Start of Data entries

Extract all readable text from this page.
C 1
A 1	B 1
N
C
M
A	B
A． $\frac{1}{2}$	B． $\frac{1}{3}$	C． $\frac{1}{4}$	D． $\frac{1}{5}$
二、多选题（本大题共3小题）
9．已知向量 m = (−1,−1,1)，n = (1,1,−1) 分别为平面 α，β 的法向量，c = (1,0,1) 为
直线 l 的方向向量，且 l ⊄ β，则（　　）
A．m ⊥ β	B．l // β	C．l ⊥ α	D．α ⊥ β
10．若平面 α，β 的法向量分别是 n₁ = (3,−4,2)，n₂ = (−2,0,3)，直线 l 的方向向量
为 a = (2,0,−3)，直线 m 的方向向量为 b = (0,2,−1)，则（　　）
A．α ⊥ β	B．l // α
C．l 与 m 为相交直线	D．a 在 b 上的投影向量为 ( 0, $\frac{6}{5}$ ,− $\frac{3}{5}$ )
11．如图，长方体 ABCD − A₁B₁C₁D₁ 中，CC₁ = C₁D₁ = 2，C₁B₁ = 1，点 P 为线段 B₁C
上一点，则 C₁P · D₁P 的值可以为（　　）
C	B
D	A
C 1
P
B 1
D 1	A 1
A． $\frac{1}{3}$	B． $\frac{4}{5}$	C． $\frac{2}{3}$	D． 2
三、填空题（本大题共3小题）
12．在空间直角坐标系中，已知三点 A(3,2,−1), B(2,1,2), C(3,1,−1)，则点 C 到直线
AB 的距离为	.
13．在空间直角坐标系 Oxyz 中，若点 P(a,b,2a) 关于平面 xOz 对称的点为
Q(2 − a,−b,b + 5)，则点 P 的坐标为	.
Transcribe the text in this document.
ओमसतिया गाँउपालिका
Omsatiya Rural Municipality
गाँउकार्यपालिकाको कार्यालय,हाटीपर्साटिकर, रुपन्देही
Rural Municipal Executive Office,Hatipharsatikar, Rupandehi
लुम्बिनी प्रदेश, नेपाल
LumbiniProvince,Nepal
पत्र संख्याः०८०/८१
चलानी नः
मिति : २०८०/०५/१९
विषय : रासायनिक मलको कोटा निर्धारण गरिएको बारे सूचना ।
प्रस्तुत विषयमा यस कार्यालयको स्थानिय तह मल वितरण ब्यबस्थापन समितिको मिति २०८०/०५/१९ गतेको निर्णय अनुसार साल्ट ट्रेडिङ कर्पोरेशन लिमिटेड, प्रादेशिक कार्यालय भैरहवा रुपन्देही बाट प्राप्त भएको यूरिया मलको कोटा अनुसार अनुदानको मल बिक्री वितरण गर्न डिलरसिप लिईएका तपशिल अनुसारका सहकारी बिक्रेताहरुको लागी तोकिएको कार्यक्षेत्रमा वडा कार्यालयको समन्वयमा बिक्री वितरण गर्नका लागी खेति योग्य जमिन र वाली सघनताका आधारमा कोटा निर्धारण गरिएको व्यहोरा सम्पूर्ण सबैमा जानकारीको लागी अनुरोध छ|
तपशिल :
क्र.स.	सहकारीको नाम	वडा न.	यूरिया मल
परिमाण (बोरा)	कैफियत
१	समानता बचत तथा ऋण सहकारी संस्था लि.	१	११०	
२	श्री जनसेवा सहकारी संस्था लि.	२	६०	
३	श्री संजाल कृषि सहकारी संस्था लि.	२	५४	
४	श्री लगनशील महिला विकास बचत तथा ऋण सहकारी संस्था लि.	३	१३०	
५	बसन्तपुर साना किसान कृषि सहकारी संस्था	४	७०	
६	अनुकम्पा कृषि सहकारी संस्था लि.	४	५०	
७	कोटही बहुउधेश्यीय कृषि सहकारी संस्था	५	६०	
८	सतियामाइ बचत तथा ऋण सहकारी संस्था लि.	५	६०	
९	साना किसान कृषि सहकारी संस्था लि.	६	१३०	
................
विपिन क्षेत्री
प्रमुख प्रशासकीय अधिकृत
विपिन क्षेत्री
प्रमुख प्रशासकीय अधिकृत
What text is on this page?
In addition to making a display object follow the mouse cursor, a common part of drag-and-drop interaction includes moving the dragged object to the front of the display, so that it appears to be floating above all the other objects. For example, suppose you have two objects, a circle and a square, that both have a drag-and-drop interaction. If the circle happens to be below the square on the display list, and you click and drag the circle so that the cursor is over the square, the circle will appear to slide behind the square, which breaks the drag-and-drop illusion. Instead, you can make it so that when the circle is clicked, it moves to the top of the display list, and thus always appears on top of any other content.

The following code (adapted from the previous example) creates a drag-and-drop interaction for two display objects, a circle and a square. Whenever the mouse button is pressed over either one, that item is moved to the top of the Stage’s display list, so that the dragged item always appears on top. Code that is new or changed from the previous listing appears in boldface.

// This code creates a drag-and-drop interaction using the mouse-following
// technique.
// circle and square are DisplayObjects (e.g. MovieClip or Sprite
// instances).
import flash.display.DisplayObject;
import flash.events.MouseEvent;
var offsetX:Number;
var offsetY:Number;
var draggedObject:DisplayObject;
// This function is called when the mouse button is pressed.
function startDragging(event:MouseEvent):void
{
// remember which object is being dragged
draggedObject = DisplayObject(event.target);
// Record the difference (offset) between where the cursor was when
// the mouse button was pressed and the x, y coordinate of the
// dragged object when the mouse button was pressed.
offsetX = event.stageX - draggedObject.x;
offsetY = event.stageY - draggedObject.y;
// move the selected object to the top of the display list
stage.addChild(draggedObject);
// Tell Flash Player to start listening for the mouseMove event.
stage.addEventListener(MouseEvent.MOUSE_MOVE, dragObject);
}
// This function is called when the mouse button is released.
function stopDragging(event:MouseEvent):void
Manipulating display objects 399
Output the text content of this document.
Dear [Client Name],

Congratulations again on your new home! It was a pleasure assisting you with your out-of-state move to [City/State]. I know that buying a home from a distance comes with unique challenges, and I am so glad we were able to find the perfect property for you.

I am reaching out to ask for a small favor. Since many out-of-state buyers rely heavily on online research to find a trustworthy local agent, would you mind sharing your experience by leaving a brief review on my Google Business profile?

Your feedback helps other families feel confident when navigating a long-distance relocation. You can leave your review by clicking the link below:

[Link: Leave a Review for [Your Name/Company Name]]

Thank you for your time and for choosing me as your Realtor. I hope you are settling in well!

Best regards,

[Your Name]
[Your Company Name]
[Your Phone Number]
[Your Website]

End of Data entries

● Stated task:
Lines from the records above that hold "interaction" are the ones to list.

● Completed exercise:
In addition to making a display object follow the mouse cursor, a common part of drag-and-drop interaction includes moving the dragged object to the front of the display, so that it appears to be floating above all the other objects. For example, suppose you have two objects, a circle and a square, that both have a drag-and-drop interaction. If the circle happens to be below the square on the display list, and you click and drag the circle so that the cursor is over the square, the circle will appear to slide behind the square, which breaks the drag-and-drop illusion. Instead, you can make it so that when the circle is clicked, it moves to the top of the display list, and thus always appears on top of any other content.
The following code (adapted from the previous example) creates a drag-and-drop interaction for two display objects, a circle and a square. Whenever the mouse button is pressed over either one, that item is moved to the top of the Stage’s display list, so that the dragged item always appears on top. Code that is new or changed from the previous listing appears in boldface.
// This code creates a drag-and-drop interaction using the mouse-following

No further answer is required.